Each line that contains the word "content" counts once; give the total for the records below and nothing else.

━━━ RECORDS TO USE

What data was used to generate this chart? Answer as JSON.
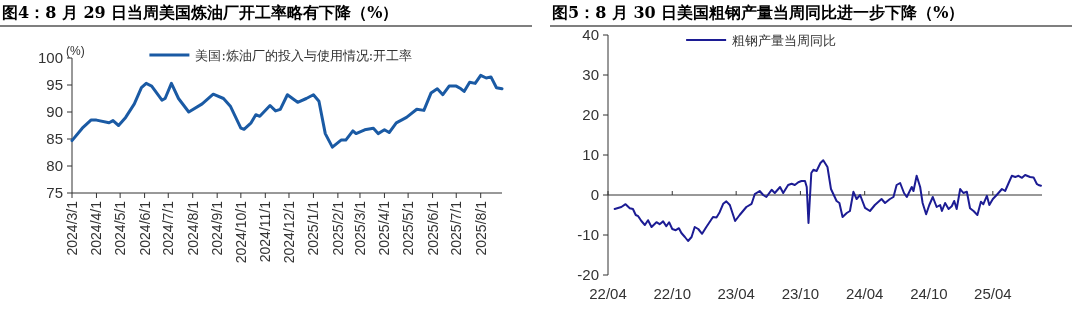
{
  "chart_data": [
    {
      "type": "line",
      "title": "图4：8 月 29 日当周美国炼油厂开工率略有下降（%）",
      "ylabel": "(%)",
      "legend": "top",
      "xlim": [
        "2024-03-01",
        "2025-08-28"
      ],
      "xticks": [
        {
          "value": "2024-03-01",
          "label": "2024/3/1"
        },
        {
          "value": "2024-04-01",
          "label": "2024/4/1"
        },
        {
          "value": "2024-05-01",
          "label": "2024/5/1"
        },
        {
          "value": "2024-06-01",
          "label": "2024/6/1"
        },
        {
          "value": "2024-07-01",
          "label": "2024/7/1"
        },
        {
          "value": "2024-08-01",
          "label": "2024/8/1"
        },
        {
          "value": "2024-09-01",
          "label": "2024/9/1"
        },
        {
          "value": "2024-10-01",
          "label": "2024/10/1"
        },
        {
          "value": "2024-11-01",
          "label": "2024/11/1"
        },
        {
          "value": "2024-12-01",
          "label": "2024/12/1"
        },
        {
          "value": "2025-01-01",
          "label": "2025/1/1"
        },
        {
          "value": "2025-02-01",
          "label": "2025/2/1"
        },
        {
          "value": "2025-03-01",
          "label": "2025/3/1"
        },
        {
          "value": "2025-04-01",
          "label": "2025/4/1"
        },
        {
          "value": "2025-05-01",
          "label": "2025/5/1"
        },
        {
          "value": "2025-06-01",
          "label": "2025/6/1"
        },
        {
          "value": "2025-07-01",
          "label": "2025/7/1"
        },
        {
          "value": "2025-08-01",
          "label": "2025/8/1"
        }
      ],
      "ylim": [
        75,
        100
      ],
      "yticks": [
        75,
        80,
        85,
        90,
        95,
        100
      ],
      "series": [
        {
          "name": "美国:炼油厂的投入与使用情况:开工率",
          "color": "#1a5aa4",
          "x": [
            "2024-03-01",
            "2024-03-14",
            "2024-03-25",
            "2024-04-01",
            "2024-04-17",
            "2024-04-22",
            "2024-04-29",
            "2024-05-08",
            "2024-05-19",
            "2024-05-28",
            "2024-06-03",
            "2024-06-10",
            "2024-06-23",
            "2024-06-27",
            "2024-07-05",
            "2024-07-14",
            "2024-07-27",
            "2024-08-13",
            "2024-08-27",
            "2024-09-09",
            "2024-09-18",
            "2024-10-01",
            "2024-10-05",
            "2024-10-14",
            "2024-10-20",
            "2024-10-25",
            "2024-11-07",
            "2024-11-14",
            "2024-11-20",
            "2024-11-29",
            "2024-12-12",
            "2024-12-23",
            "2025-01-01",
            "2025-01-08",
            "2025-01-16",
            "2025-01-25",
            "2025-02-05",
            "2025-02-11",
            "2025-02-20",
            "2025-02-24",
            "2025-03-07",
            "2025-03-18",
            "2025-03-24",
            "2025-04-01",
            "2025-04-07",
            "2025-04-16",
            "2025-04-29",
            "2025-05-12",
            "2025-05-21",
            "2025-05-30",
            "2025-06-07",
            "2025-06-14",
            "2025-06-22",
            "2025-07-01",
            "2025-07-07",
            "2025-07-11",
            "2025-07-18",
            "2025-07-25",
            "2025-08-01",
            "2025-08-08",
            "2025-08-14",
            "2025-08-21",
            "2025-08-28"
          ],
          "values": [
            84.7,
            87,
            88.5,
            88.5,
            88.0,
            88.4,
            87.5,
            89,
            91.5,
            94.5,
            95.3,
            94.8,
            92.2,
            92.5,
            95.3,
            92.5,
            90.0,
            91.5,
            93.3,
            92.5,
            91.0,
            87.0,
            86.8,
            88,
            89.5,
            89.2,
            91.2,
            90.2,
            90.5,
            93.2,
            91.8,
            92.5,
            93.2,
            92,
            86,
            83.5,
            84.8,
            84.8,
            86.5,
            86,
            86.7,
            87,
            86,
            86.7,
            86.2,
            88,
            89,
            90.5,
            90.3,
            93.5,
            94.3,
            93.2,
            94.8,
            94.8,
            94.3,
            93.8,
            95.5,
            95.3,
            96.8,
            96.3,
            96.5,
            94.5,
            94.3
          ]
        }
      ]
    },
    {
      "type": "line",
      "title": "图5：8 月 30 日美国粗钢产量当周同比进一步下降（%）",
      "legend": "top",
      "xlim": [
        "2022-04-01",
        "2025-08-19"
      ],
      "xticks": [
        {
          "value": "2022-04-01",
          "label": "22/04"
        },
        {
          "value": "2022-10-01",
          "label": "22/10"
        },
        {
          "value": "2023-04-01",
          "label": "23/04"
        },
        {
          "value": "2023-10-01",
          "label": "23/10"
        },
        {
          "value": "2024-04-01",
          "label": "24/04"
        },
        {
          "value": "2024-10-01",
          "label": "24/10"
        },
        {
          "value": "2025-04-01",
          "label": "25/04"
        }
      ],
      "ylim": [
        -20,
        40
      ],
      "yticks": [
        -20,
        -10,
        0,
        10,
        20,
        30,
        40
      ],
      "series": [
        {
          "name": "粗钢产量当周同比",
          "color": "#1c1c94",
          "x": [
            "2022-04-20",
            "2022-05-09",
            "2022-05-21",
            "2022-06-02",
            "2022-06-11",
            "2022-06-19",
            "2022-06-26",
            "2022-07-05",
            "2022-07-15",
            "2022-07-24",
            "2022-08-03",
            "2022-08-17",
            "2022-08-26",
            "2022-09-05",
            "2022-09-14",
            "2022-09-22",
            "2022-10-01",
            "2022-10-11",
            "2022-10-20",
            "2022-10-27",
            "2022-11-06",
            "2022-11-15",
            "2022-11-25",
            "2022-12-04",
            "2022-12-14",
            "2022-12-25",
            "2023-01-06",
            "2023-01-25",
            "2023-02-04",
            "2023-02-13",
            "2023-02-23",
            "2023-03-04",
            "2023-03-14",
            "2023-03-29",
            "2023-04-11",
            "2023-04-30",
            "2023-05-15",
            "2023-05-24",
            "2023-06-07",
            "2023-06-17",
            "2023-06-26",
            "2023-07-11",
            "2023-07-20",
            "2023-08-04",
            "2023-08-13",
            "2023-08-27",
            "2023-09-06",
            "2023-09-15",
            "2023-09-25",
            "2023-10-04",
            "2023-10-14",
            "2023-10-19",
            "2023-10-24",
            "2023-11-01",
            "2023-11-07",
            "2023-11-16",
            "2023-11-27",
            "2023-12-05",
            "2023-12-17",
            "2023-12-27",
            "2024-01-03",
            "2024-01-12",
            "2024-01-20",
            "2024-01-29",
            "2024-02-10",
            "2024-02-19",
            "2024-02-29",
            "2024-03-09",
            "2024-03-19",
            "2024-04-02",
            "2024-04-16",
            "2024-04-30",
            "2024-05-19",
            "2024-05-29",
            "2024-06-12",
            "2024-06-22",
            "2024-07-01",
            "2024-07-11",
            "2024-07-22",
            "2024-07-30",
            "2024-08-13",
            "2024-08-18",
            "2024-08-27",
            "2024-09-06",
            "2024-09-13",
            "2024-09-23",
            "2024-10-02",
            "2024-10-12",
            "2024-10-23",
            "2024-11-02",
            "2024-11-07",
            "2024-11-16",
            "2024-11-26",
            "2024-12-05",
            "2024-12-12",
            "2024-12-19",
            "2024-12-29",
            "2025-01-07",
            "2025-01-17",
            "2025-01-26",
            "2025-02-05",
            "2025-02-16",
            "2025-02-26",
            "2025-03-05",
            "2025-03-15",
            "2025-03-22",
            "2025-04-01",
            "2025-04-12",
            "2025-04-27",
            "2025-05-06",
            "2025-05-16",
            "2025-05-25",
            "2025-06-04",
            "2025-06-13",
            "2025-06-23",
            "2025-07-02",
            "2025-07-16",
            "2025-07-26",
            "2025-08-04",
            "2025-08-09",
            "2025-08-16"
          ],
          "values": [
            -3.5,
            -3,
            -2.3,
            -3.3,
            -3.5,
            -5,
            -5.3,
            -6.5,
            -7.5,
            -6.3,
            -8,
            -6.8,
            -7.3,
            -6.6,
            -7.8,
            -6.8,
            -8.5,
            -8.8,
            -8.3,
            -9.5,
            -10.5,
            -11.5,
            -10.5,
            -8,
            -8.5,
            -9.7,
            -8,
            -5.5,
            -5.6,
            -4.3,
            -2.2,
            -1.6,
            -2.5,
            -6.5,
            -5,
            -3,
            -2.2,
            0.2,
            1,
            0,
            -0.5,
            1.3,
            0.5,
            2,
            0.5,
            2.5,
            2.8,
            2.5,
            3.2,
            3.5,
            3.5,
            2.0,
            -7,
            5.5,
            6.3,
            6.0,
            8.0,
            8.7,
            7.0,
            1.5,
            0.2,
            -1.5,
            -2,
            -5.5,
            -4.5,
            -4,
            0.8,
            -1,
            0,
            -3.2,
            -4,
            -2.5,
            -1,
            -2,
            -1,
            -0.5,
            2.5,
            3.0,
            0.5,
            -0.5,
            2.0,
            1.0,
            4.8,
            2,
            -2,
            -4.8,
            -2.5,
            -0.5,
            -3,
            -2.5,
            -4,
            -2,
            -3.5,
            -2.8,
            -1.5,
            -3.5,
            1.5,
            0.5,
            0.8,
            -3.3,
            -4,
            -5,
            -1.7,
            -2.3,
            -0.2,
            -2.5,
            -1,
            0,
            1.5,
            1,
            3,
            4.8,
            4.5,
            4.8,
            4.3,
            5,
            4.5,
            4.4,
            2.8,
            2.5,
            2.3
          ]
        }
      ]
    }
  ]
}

━━━━━━
━━━ RECORDS TO USE

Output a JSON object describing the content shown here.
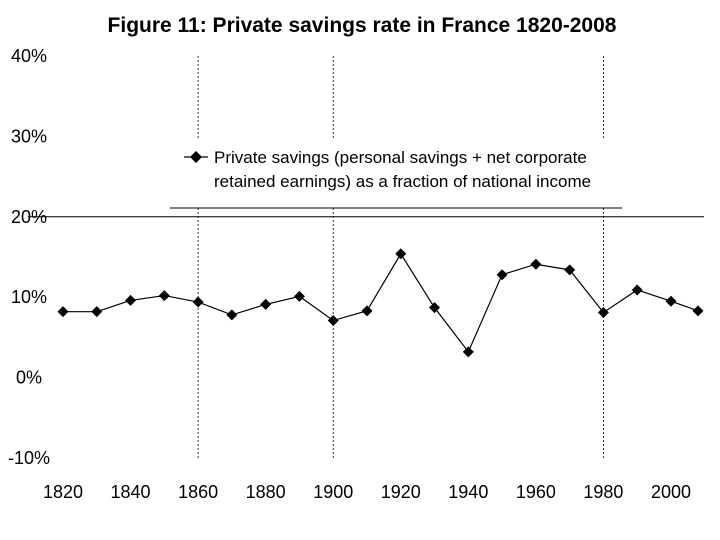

━━━━━━
━━━ RECORDS TO USE

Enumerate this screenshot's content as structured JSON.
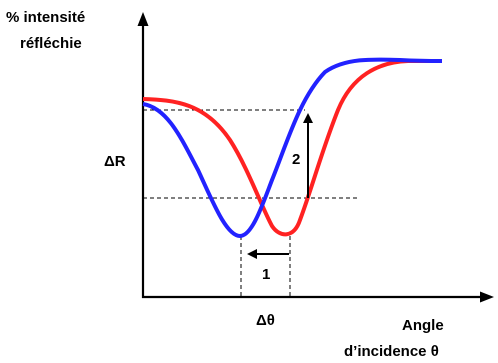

━━━━━━

**ANSWER TO THIS PROBLEM:** 2